§ **CHALLENGE**:
Go through the material below and report how many lines contain "exposure". Give only the number.

§ **ROWS**:
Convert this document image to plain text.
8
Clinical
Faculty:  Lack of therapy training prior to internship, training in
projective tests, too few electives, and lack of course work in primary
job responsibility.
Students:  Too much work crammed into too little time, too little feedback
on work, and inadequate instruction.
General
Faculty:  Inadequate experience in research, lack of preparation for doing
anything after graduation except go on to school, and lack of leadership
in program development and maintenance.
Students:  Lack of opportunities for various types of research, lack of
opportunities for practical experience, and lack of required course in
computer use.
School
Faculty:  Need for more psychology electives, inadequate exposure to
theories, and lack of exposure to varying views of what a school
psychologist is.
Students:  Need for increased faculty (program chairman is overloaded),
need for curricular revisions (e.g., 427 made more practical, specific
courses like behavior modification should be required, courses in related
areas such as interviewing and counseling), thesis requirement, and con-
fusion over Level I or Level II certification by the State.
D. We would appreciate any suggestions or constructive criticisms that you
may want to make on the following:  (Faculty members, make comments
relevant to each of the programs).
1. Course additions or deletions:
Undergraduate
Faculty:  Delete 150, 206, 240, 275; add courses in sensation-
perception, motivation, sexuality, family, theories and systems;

§ **RESULT BELOW**:
2